───── RECORDS PROVIDED

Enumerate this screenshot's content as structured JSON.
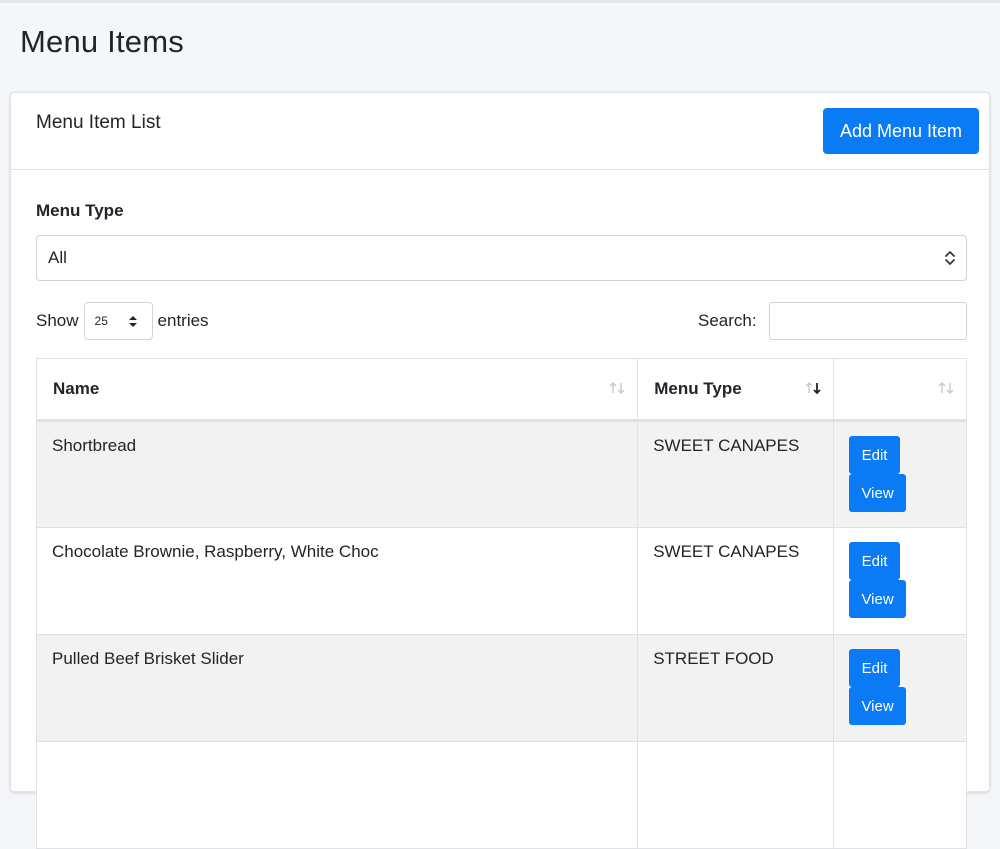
{
  "page": {
    "title": "Menu Items"
  },
  "card": {
    "title": "Menu Item List",
    "add_label": "Add Menu Item"
  },
  "filter": {
    "label": "Menu Type",
    "selected": "All"
  },
  "length": {
    "prefix": "Show",
    "value": "25",
    "suffix": "entries"
  },
  "search": {
    "label": "Search:",
    "value": ""
  },
  "table": {
    "columns": [
      "Name",
      "Menu Type",
      ""
    ],
    "rows": [
      {
        "name": "Shortbread",
        "type": "SWEET CANAPES",
        "edit": "Edit",
        "view": "View"
      },
      {
        "name": "Chocolate Brownie, Raspberry, White Choc",
        "type": "SWEET CANAPES",
        "edit": "Edit",
        "view": "View"
      },
      {
        "name": "Pulled Beef Brisket Slider",
        "type": "STREET FOOD",
        "edit": "Edit",
        "view": "View"
      },
      {
        "name": "",
        "type": "",
        "edit": "",
        "view": ""
      }
    ]
  },
  "colors": {
    "primary": "#0a7bf5",
    "stripe": "#f2f2f2"
  }
}
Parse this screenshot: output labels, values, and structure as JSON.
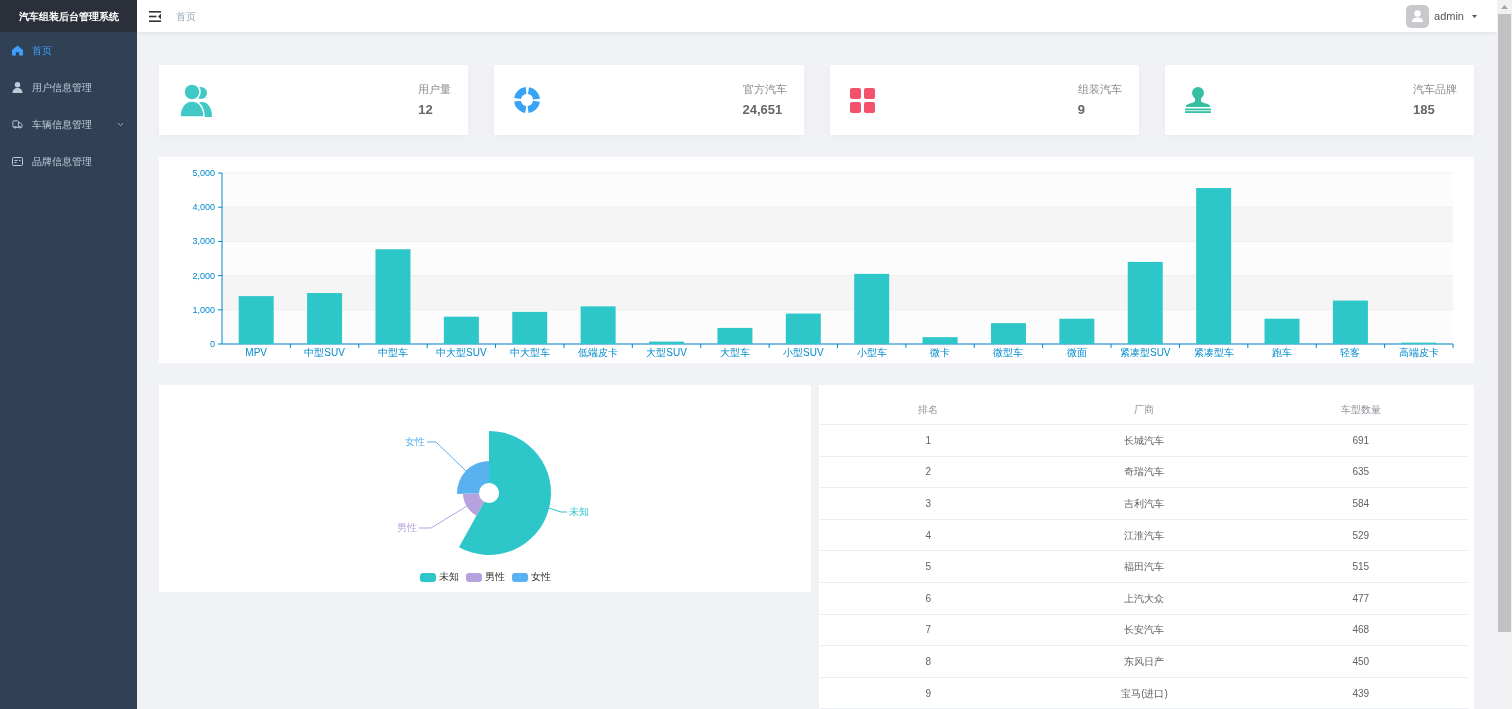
{
  "sidebar": {
    "title": "汽车组装后台管理系统",
    "items": [
      {
        "label": "首页",
        "selected": true,
        "kind": "link"
      },
      {
        "label": "用户信息管理",
        "selected": false,
        "kind": "link"
      },
      {
        "label": "车辆信息管理",
        "selected": false,
        "kind": "submenu"
      },
      {
        "label": "品牌信息管理",
        "selected": false,
        "kind": "link"
      }
    ]
  },
  "navbar": {
    "breadcrumb": "首页",
    "user": "admin"
  },
  "stats": [
    {
      "label": "用户量",
      "value": "12",
      "color": "#40c9c6"
    },
    {
      "label": "官方汽车",
      "value": "24,651",
      "color": "#36a3f7"
    },
    {
      "label": "组装汽车",
      "value": "9",
      "color": "#f4516c"
    },
    {
      "label": "汽车品牌",
      "value": "185",
      "color": "#34bfa3"
    }
  ],
  "bar_chart": {
    "chart_data": {
      "type": "bar",
      "categories": [
        "MPV",
        "中型SUV",
        "中型车",
        "中大型SUV",
        "中大型车",
        "低端皮卡",
        "大型SUV",
        "大型车",
        "小型SUV",
        "小型车",
        "微卡",
        "微型车",
        "微面",
        "紧凑型SUV",
        "紧凑型车",
        "跑车",
        "轻客",
        "高端皮卡"
      ],
      "series": [
        {
          "color": "#2ec7c9",
          "values": [
            1400,
            1490,
            2770,
            800,
            940,
            1100,
            70,
            470,
            890,
            2050,
            200,
            610,
            740,
            2400,
            4560,
            740,
            1270,
            40
          ]
        }
      ],
      "ylim": [
        0,
        5000
      ],
      "yticks": [
        {
          "value": 0,
          "label": "0"
        },
        {
          "value": 1000,
          "label": "1,000"
        },
        {
          "value": 2000,
          "label": "2,000"
        },
        {
          "value": 3000,
          "label": "3,000"
        },
        {
          "value": 4000,
          "label": "4,000"
        },
        {
          "value": 5000,
          "label": "5,000"
        }
      ],
      "grid": true
    }
  },
  "pie": {
    "slices": [
      {
        "label": "未知",
        "color": "#2ec7c9"
      },
      {
        "label": "男性",
        "color": "#b6a2de"
      },
      {
        "label": "女性",
        "color": "#5ab1ef"
      }
    ],
    "legend": [
      {
        "label": "未知",
        "color": "#2ec7c9"
      },
      {
        "label": "男性",
        "color": "#b6a2de"
      },
      {
        "label": "女性",
        "color": "#5ab1ef"
      }
    ]
  },
  "table": {
    "columns": [
      "排名",
      "厂商",
      "车型数量"
    ],
    "rows": [
      [
        "1",
        "长城汽车",
        "691"
      ],
      [
        "2",
        "奇瑞汽车",
        "635"
      ],
      [
        "3",
        "吉利汽车",
        "584"
      ],
      [
        "4",
        "江淮汽车",
        "529"
      ],
      [
        "5",
        "福田汽车",
        "515"
      ],
      [
        "6",
        "上汽大众",
        "477"
      ],
      [
        "7",
        "长安汽车",
        "468"
      ],
      [
        "8",
        "东风日产",
        "450"
      ],
      [
        "9",
        "宝马(进口)",
        "439"
      ]
    ]
  }
}
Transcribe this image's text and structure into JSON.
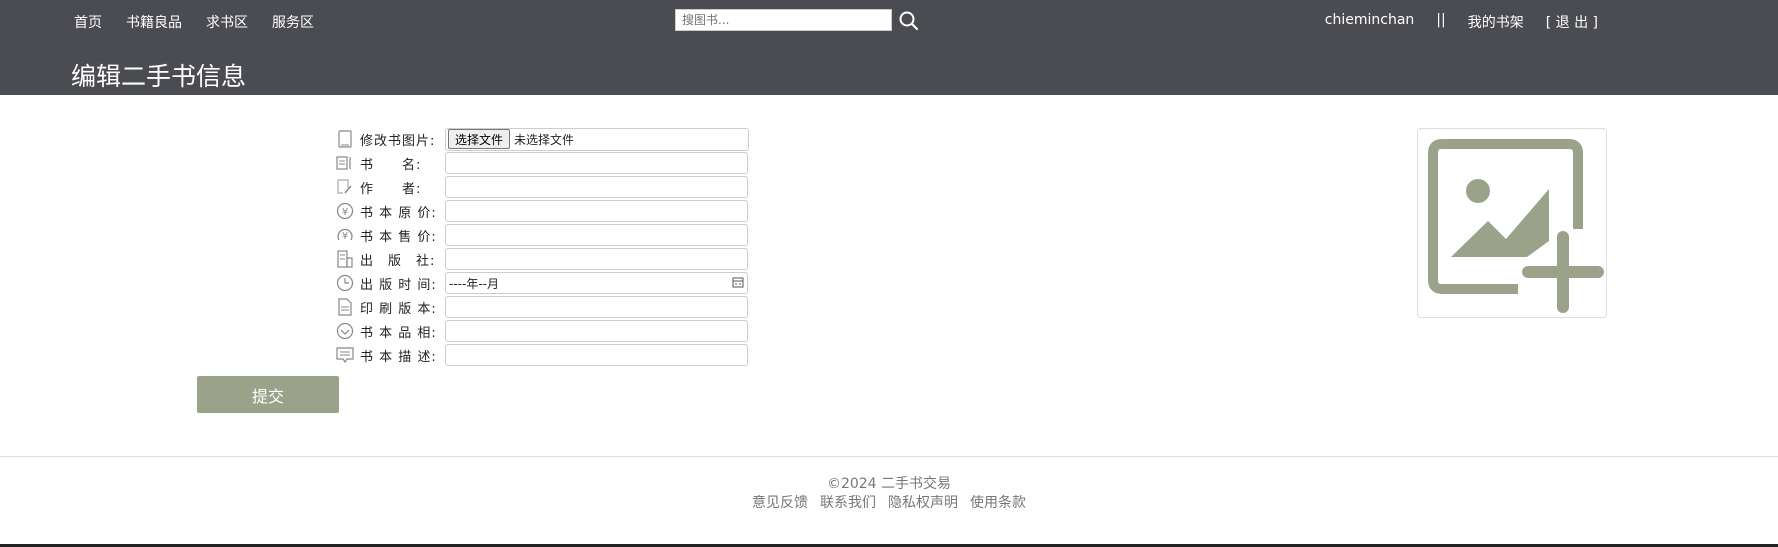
{
  "nav": {
    "home": "首页",
    "books": "书籍良品",
    "request": "求书区",
    "service": "服务区"
  },
  "search": {
    "placeholder": "搜图书..."
  },
  "user": {
    "name": "chieminchan",
    "separator": "||",
    "shelf": "我的书架",
    "logout": "[ 退 出 ]"
  },
  "page_title": "编辑二手书信息",
  "form": {
    "image_label": "修改书图片:",
    "file_button": "选择文件",
    "file_status": "未选择文件",
    "fields": [
      {
        "label": "书　　名:",
        "icon": "book-name-icon"
      },
      {
        "label": "作　　者:",
        "icon": "author-icon"
      },
      {
        "label": "书 本 原 价:",
        "icon": "price-icon"
      },
      {
        "label": "书 本 售 价:",
        "icon": "sale-price-icon"
      },
      {
        "label": "出　版　社:",
        "icon": "publisher-icon"
      },
      {
        "label": "出 版 时 间:",
        "icon": "clock-icon",
        "value": "----年--月"
      },
      {
        "label": "印 刷 版 本:",
        "icon": "edition-icon"
      },
      {
        "label": "书 本 品 相:",
        "icon": "condition-icon"
      },
      {
        "label": "书 本 描 述:",
        "icon": "description-icon"
      }
    ],
    "submit": "提交"
  },
  "footer": {
    "copyright": "©2024 二手书交易",
    "links": [
      "意见反馈",
      "联系我们",
      "隐私权声明",
      "使用条款"
    ]
  },
  "colors": {
    "header_bg": "#4b4c51",
    "accent": "#9aa38a"
  }
}
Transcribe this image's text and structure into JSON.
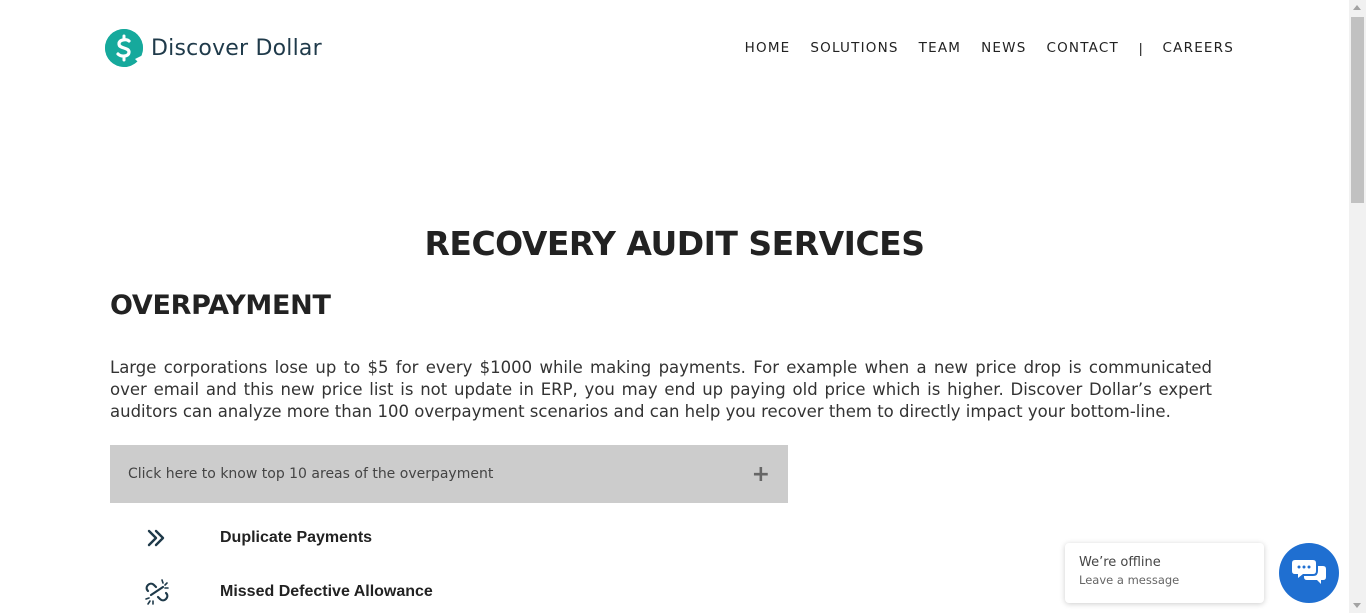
{
  "brand": {
    "name": "Discover Dollar",
    "accent_color": "#16a99c",
    "text_color": "#1f3a4a"
  },
  "nav": {
    "items": [
      {
        "label": "HOME"
      },
      {
        "label": "SOLUTIONS"
      },
      {
        "label": "TEAM"
      },
      {
        "label": "NEWS"
      },
      {
        "label": "CONTACT"
      }
    ],
    "separator": "|",
    "careers": "CAREERS"
  },
  "main": {
    "title": "RECOVERY AUDIT SERVICES",
    "section_title": "OVERPAYMENT",
    "paragraph": "Large corporations lose up to $5 for every $1000 while making payments. For example when a new price drop is communicated over email and this new price list is not update in ERP, you may end up paying old price which is higher. Discover Dollar’s expert auditors can analyze more than 100 overpayment scenarios and can help you recover them to directly impact your bottom-line.",
    "accordion": {
      "label": "Click here to know top 10 areas of the overpayment",
      "icon": "plus-icon"
    },
    "list": [
      {
        "label": "Duplicate Payments",
        "icon": "double-chevron-right-icon"
      },
      {
        "label": "Missed Defective Allowance",
        "icon": "broken-link-icon"
      }
    ]
  },
  "chat": {
    "status": "We’re offline",
    "cta": "Leave a message",
    "button_color": "#1f6fd1"
  }
}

──────────

** AIM **
Please repeat the entries exactly. Do not include the pictures.

** FULL RESPONSE **
Enumerate this screenshot's content as structured JSON.
{
  "page": {
    "title": "Menu Items"
  },
  "card": {
    "title": "Menu Item List",
    "add_label": "Add Menu Item"
  },
  "filter": {
    "label": "Menu Type",
    "selected": "All"
  },
  "length": {
    "prefix": "Show",
    "value": "25",
    "suffix": "entries"
  },
  "search": {
    "label": "Search:",
    "value": ""
  },
  "table": {
    "columns": [
      "Name",
      "Menu Type",
      ""
    ],
    "rows": [
      {
        "name": "Shortbread",
        "type": "SWEET CANAPES",
        "edit": "Edit",
        "view": "View"
      },
      {
        "name": "Chocolate Brownie, Raspberry, White Choc",
        "type": "SWEET CANAPES",
        "edit": "Edit",
        "view": "View"
      },
      {
        "name": "Pulled Beef Brisket Slider",
        "type": "STREET FOOD",
        "edit": "Edit",
        "view": "View"
      },
      {
        "name": "",
        "type": "",
        "edit": "",
        "view": ""
      }
    ]
  },
  "colors": {
    "primary": "#0a7bf5",
    "stripe": "#f2f2f2"
  }
}
Parse this screenshot: output labels, values, and structure as JSON.
{
  "sidebar": {
    "title": "汽车组装后台管理系统",
    "items": [
      {
        "label": "首页",
        "selected": true,
        "kind": "link"
      },
      {
        "label": "用户信息管理",
        "selected": false,
        "kind": "link"
      },
      {
        "label": "车辆信息管理",
        "selected": false,
        "kind": "submenu"
      },
      {
        "label": "品牌信息管理",
        "selected": false,
        "kind": "link"
      }
    ]
  },
  "navbar": {
    "breadcrumb": "首页",
    "user": "admin"
  },
  "stats": [
    {
      "label": "用户量",
      "value": "12",
      "color": "#40c9c6"
    },
    {
      "label": "官方汽车",
      "value": "24,651",
      "color": "#36a3f7"
    },
    {
      "label": "组装汽车",
      "value": "9",
      "color": "#f4516c"
    },
    {
      "label": "汽车品牌",
      "value": "185",
      "color": "#34bfa3"
    }
  ],
  "bar_chart": {
    "chart_data": {
      "type": "bar",
      "categories": [
        "MPV",
        "中型SUV",
        "中型车",
        "中大型SUV",
        "中大型车",
        "低端皮卡",
        "大型SUV",
        "大型车",
        "小型SUV",
        "小型车",
        "微卡",
        "微型车",
        "微面",
        "紧凑型SUV",
        "紧凑型车",
        "跑车",
        "轻客",
        "高端皮卡"
      ],
      "series": [
        {
          "color": "#2ec7c9",
          "values": [
            1400,
            1490,
            2770,
            800,
            940,
            1100,
            70,
            470,
            890,
            2050,
            200,
            610,
            740,
            2400,
            4560,
            740,
            1270,
            40
          ]
        }
      ],
      "ylim": [
        0,
        5000
      ],
      "yticks": [
        {
          "value": 0,
          "label": "0"
        },
        {
          "value": 1000,
          "label": "1,000"
        },
        {
          "value": 2000,
          "label": "2,000"
        },
        {
          "value": 3000,
          "label": "3,000"
        },
        {
          "value": 4000,
          "label": "4,000"
        },
        {
          "value": 5000,
          "label": "5,000"
        }
      ],
      "grid": true
    }
  },
  "pie": {
    "slices": [
      {
        "label": "未知",
        "color": "#2ec7c9"
      },
      {
        "label": "男性",
        "color": "#b6a2de"
      },
      {
        "label": "女性",
        "color": "#5ab1ef"
      }
    ],
    "legend": [
      {
        "label": "未知",
        "color": "#2ec7c9"
      },
      {
        "label": "男性",
        "color": "#b6a2de"
      },
      {
        "label": "女性",
        "color": "#5ab1ef"
      }
    ]
  },
  "table": {
    "columns": [
      "排名",
      "厂商",
      "车型数量"
    ],
    "rows": [
      [
        "1",
        "长城汽车",
        "691"
      ],
      [
        "2",
        "奇瑞汽车",
        "635"
      ],
      [
        "3",
        "吉利汽车",
        "584"
      ],
      [
        "4",
        "江淮汽车",
        "529"
      ],
      [
        "5",
        "福田汽车",
        "515"
      ],
      [
        "6",
        "上汽大众",
        "477"
      ],
      [
        "7",
        "长安汽车",
        "468"
      ],
      [
        "8",
        "东风日产",
        "450"
      ],
      [
        "9",
        "宝马(进口)",
        "439"
      ]
    ]
  }
}
Transcribe this image's text and structure into JSON.
{
  "nav": {
    "home": "首页",
    "books": "书籍良品",
    "request": "求书区",
    "service": "服务区"
  },
  "search": {
    "placeholder": "搜图书..."
  },
  "user": {
    "name": "chieminchan",
    "separator": "||",
    "shelf": "我的书架",
    "logout": "[ 退 出 ]"
  },
  "page_title": "编辑二手书信息",
  "form": {
    "image_label": "修改书图片:",
    "file_button": "选择文件",
    "file_status": "未选择文件",
    "fields": [
      {
        "label": "书　　名:",
        "icon": "book-name-icon"
      },
      {
        "label": "作　　者:",
        "icon": "author-icon"
      },
      {
        "label": "书 本 原 价:",
        "icon": "price-icon"
      },
      {
        "label": "书 本 售 价:",
        "icon": "sale-price-icon"
      },
      {
        "label": "出　版　社:",
        "icon": "publisher-icon"
      },
      {
        "label": "出 版 时 间:",
        "icon": "clock-icon",
        "value": "----年--月"
      },
      {
        "label": "印 刷 版 本:",
        "icon": "edition-icon"
      },
      {
        "label": "书 本 品 相:",
        "icon": "condition-icon"
      },
      {
        "label": "书 本 描 述:",
        "icon": "description-icon"
      }
    ],
    "submit": "提交"
  },
  "footer": {
    "copyright": "©2024 二手书交易",
    "links": [
      "意见反馈",
      "联系我们",
      "隐私权声明",
      "使用条款"
    ]
  },
  "colors": {
    "header_bg": "#4b4c51",
    "accent": "#9aa38a"
  }
}
Transcribe this image's text and structure into JSON.
{
  "brand": {
    "name": "Discover Dollar",
    "accent_color": "#16a99c",
    "text_color": "#1f3a4a"
  },
  "nav": {
    "items": [
      {
        "label": "HOME"
      },
      {
        "label": "SOLUTIONS"
      },
      {
        "label": "TEAM"
      },
      {
        "label": "NEWS"
      },
      {
        "label": "CONTACT"
      }
    ],
    "separator": "|",
    "careers": "CAREERS"
  },
  "main": {
    "title": "RECOVERY AUDIT SERVICES",
    "section_title": "OVERPAYMENT",
    "paragraph": "Large corporations lose up to $5 for every $1000 while making payments. For example when a new price drop is communicated over email and this new price list is not update in ERP, you may end up paying old price which is higher. Discover Dollar’s expert auditors can analyze more than 100 overpayment scenarios and can help you recover them to directly impact your bottom-line.",
    "accordion": {
      "label": "Click here to know top 10 areas of the overpayment",
      "icon": "plus-icon"
    },
    "list": [
      {
        "label": "Duplicate Payments",
        "icon": "double-chevron-right-icon"
      },
      {
        "label": "Missed Defective Allowance",
        "icon": "broken-link-icon"
      }
    ]
  },
  "chat": {
    "status": "We’re offline",
    "cta": "Leave a message",
    "button_color": "#1f6fd1"
  }
}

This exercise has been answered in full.